Start of Data supplied
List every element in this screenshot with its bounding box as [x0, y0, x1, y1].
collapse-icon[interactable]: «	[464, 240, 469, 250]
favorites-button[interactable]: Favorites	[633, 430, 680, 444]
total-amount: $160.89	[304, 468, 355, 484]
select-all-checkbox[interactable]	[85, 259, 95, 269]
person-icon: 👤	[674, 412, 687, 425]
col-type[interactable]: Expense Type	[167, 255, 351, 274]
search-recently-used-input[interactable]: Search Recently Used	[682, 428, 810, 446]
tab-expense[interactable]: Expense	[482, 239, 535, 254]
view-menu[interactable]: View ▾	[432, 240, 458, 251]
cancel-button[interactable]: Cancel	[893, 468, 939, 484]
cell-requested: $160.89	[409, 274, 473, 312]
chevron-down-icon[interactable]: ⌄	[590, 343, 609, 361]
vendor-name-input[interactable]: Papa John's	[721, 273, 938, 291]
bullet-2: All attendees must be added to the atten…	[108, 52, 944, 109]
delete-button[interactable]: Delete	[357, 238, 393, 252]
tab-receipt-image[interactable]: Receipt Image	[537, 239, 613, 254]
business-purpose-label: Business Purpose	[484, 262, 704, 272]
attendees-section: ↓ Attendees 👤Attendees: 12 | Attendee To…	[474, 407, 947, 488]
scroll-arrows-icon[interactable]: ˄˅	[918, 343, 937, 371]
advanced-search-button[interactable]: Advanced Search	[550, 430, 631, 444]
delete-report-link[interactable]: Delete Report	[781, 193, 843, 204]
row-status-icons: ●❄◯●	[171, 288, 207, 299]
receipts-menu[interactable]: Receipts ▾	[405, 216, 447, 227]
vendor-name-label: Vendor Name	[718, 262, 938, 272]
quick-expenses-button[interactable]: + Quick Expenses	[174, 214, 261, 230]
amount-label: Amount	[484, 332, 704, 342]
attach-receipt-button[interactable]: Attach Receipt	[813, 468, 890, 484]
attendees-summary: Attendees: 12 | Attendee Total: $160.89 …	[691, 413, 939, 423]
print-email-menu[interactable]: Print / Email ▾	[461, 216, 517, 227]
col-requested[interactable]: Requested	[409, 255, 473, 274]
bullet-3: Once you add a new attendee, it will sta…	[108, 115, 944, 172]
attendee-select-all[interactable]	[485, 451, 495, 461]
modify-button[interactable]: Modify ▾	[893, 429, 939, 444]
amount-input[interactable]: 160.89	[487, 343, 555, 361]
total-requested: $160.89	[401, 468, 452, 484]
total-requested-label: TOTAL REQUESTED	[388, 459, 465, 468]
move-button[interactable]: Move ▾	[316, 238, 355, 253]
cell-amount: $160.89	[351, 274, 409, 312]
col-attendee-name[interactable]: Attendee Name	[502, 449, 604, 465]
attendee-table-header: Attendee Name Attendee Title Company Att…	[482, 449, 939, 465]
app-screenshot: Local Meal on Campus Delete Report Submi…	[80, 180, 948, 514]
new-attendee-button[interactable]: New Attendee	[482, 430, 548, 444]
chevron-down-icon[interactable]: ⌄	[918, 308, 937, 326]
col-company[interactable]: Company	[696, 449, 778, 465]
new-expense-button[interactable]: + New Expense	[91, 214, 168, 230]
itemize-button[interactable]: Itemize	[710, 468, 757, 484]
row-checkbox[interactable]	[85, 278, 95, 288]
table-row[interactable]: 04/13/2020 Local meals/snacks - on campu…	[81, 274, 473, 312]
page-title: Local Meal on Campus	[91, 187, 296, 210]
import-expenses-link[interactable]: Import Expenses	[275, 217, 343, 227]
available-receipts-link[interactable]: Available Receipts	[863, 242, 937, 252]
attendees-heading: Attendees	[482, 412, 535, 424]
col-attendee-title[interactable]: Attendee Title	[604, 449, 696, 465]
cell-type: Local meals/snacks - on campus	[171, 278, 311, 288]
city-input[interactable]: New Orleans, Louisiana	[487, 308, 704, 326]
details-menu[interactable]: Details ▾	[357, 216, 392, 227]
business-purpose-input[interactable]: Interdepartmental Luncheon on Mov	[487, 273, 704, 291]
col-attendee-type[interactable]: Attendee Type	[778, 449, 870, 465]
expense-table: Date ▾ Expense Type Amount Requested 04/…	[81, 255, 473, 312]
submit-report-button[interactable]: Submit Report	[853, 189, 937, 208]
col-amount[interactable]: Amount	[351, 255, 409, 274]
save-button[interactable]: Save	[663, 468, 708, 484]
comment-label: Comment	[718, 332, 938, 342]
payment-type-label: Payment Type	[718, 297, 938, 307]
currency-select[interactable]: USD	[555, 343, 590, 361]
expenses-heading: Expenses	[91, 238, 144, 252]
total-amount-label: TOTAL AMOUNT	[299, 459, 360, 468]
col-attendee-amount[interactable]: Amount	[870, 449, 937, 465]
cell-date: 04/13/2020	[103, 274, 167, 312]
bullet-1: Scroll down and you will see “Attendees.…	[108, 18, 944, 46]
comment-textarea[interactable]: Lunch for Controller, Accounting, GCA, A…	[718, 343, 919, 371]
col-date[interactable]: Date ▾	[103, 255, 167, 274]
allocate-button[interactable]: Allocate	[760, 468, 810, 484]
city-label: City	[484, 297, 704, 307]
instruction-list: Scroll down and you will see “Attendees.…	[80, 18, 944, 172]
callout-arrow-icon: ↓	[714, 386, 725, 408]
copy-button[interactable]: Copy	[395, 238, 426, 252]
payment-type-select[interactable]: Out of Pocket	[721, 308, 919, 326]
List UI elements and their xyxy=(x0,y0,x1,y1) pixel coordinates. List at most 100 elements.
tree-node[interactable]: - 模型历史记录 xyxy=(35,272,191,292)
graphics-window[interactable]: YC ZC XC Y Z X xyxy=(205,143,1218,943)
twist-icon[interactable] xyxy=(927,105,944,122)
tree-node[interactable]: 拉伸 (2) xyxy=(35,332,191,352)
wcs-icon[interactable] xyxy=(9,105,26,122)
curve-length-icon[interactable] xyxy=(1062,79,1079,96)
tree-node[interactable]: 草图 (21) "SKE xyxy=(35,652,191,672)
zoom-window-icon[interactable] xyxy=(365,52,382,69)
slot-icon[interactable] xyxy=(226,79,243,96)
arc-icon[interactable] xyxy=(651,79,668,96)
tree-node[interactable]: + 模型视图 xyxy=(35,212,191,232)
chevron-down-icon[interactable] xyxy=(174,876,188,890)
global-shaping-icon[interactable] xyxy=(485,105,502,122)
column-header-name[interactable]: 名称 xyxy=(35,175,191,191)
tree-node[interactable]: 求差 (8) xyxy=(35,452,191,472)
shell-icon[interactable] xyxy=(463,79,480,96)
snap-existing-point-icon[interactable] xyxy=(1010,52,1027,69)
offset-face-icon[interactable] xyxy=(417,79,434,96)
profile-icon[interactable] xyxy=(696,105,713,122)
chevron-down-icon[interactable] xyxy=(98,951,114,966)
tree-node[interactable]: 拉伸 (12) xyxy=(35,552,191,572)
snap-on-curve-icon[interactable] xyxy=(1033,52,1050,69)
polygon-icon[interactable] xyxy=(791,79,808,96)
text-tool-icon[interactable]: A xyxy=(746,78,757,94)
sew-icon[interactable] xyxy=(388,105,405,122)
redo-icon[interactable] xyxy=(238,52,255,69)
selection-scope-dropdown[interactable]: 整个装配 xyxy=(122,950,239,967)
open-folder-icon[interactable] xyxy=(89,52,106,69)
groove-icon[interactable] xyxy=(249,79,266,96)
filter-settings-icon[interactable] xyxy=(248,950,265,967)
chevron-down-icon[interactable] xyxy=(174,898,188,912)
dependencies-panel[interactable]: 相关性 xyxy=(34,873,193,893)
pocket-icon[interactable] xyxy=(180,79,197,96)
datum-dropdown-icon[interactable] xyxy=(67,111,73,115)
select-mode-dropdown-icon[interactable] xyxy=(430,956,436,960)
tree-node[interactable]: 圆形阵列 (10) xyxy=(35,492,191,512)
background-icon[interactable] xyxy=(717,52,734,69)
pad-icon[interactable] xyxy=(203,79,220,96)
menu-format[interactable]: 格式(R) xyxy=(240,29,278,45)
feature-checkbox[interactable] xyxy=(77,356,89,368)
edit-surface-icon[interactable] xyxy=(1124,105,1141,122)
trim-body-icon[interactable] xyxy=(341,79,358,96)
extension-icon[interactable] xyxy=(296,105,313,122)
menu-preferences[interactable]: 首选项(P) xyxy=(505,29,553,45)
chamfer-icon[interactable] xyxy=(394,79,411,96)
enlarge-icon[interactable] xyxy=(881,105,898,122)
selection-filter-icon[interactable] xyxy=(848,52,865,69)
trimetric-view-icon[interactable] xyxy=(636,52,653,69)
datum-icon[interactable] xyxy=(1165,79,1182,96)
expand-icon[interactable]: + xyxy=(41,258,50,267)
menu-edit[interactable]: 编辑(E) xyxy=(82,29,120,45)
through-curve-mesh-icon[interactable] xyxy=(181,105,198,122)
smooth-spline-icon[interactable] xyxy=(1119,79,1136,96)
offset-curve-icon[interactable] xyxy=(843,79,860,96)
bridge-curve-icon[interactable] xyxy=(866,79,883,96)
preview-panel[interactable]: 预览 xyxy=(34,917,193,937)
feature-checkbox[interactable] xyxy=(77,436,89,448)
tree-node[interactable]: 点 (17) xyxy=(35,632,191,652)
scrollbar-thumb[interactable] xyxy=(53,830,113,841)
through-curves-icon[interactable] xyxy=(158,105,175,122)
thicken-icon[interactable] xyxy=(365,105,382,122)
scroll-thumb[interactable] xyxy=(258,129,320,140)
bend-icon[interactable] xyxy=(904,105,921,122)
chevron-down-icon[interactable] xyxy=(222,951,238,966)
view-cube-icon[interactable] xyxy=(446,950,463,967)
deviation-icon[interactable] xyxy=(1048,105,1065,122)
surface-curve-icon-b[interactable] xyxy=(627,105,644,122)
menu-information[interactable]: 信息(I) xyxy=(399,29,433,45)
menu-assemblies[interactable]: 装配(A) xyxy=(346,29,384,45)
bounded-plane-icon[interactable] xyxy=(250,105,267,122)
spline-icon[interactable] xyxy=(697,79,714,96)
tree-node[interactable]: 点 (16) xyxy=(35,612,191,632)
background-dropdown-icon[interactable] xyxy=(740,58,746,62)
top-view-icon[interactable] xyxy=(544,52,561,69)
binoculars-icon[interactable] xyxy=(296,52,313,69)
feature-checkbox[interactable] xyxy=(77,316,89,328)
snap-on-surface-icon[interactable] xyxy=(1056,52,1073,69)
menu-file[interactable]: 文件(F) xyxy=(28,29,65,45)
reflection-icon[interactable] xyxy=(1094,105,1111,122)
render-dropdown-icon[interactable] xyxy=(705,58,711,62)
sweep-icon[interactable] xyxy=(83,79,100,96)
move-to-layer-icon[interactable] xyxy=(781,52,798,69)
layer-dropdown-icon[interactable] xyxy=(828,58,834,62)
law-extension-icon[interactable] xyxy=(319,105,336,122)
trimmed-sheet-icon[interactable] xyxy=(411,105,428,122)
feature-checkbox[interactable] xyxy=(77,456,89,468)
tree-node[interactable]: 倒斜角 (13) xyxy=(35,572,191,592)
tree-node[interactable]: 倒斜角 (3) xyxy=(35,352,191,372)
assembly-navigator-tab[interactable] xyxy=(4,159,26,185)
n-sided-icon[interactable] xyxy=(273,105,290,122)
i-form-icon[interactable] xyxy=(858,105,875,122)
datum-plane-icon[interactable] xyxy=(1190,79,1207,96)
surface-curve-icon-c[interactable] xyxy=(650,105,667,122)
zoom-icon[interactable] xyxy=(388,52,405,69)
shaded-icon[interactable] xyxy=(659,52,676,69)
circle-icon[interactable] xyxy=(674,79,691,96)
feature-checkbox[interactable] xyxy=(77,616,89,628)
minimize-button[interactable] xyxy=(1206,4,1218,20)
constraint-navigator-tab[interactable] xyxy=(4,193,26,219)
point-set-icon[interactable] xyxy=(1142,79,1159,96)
End of Data supplied
Pull out the data from its first line through the line containing "343, 937, 371]", both included, and reproduce those lines word for word.

List every element in this screenshot with its bounding box as [x0, y0, x1, y1].
collapse-icon[interactable]: «	[464, 240, 469, 250]
favorites-button[interactable]: Favorites	[633, 430, 680, 444]
total-amount: $160.89	[304, 468, 355, 484]
select-all-checkbox[interactable]	[85, 259, 95, 269]
person-icon: 👤	[674, 412, 687, 425]
col-type[interactable]: Expense Type	[167, 255, 351, 274]
search-recently-used-input[interactable]: Search Recently Used	[682, 428, 810, 446]
tab-expense[interactable]: Expense	[482, 239, 535, 254]
view-menu[interactable]: View ▾	[432, 240, 458, 251]
cancel-button[interactable]: Cancel	[893, 468, 939, 484]
cell-requested: $160.89	[409, 274, 473, 312]
chevron-down-icon[interactable]: ⌄	[590, 343, 609, 361]
vendor-name-input[interactable]: Papa John's	[721, 273, 938, 291]
bullet-2: All attendees must be added to the atten…	[108, 52, 944, 109]
delete-button[interactable]: Delete	[357, 238, 393, 252]
tab-receipt-image[interactable]: Receipt Image	[537, 239, 613, 254]
business-purpose-label: Business Purpose	[484, 262, 704, 272]
attendees-section: ↓ Attendees 👤Attendees: 12 | Attendee To…	[474, 407, 947, 488]
scroll-arrows-icon[interactable]: ˄˅	[918, 343, 937, 371]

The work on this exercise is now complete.